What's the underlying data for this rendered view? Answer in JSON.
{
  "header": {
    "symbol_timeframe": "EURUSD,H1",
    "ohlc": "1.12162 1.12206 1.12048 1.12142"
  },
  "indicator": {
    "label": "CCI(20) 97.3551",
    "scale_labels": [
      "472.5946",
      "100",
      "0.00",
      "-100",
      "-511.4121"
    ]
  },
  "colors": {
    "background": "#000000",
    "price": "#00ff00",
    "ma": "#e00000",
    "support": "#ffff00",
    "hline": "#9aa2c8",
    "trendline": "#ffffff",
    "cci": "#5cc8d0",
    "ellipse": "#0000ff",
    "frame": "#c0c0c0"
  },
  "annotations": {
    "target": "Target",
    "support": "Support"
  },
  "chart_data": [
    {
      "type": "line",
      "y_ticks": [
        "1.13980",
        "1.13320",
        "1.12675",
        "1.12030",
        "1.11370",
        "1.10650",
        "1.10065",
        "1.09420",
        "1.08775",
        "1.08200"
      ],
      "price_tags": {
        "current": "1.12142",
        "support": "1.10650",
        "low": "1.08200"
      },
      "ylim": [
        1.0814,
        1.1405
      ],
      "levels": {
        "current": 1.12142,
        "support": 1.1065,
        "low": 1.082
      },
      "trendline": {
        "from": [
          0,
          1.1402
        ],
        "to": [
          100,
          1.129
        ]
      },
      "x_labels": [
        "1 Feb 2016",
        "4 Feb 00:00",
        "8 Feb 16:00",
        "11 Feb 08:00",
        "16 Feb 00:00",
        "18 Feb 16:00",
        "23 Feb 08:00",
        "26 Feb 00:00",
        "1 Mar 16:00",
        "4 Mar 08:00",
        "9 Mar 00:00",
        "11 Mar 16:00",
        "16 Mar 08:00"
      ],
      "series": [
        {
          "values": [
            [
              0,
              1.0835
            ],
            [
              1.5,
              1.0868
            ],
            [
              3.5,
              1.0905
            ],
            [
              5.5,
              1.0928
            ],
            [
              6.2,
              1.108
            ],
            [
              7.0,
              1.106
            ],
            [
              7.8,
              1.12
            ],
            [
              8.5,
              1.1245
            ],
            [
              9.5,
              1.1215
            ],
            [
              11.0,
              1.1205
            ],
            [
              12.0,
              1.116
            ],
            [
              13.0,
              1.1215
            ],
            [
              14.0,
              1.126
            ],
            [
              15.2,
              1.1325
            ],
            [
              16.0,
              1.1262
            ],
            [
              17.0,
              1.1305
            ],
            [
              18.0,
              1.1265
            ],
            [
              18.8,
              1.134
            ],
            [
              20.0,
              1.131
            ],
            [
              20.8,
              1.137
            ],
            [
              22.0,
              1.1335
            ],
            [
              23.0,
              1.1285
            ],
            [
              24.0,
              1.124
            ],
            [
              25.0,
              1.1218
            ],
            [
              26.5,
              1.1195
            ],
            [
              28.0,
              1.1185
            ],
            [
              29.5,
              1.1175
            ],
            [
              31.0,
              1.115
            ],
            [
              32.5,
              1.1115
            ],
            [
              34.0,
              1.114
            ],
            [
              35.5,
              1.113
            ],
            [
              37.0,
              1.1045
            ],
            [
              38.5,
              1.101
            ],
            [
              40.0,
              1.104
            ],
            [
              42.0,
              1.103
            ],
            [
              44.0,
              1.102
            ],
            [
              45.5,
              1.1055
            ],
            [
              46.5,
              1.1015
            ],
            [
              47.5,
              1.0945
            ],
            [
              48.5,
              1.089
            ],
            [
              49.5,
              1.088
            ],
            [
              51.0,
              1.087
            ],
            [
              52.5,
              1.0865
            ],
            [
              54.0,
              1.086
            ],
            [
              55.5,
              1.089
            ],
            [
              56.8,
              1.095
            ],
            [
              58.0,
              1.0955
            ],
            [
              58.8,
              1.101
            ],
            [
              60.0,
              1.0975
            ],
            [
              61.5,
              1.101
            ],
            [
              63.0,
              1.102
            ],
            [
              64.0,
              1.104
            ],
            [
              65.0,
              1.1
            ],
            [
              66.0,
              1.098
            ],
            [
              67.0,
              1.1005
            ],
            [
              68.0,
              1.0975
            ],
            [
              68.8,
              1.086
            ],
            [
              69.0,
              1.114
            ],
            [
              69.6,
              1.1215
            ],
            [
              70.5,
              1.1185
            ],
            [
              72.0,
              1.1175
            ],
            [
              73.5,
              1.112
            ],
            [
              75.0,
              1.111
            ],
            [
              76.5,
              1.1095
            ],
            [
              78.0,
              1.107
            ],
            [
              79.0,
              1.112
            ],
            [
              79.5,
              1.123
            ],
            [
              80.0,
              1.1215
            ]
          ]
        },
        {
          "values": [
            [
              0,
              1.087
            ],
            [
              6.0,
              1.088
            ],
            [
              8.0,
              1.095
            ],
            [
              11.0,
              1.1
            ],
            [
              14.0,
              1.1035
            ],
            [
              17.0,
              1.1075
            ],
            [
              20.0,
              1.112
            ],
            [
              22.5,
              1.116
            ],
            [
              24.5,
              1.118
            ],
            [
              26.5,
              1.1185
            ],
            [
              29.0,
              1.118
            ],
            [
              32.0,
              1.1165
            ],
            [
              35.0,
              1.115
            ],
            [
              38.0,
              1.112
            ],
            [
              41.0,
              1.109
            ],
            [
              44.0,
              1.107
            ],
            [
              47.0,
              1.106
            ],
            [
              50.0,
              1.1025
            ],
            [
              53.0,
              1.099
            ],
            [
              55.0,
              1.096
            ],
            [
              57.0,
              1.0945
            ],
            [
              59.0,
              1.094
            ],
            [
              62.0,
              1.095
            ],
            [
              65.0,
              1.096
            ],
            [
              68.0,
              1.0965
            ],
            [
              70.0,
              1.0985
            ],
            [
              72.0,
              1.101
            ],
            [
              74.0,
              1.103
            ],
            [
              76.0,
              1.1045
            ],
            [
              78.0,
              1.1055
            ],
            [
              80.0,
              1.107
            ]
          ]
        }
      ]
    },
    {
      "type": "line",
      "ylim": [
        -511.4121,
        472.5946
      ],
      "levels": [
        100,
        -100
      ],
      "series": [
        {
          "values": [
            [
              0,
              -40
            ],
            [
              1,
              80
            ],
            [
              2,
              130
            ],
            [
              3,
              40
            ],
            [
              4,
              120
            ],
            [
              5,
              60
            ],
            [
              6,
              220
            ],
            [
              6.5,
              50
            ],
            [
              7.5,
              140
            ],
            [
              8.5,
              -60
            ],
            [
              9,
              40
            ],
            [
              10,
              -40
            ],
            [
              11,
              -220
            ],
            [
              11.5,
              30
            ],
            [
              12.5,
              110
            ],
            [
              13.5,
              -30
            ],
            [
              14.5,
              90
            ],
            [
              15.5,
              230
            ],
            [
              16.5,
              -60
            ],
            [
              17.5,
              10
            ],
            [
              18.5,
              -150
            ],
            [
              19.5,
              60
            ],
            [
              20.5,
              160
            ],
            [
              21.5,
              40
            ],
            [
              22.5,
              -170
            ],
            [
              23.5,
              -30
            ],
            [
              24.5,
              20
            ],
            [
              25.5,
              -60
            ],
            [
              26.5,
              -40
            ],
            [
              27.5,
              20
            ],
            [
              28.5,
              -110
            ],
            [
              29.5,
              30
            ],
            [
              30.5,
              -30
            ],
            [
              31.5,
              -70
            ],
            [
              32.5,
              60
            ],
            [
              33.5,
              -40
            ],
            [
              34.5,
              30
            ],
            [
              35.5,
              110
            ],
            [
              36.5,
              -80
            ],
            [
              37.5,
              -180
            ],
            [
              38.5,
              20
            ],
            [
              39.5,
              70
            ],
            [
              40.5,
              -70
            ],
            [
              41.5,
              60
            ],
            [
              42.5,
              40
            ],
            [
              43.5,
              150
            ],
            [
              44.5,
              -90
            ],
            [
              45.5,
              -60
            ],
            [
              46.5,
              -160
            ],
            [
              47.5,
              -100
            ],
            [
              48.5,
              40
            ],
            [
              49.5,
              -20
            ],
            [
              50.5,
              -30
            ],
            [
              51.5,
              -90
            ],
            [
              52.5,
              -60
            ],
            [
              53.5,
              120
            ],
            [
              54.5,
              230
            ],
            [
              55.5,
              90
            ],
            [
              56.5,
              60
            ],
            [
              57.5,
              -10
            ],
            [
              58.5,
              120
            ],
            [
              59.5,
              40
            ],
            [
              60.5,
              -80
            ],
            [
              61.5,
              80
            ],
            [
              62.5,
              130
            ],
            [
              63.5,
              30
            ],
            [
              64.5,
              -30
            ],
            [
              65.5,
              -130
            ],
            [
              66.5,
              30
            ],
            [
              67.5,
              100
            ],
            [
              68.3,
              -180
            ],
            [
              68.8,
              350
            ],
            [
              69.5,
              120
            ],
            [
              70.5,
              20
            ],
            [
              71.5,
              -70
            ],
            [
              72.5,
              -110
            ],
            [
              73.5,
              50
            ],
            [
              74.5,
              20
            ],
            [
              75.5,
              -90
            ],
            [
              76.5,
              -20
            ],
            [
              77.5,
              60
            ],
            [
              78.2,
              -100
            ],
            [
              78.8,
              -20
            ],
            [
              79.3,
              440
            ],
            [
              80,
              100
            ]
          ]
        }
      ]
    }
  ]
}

———

[Description of the task]:
Where a line of the records above holds the word "support", copy that line.

[Full output]:
    "support": "#ffff00",
    "support": "Support"
        "support": "1.10650",
        "support": 1.1065,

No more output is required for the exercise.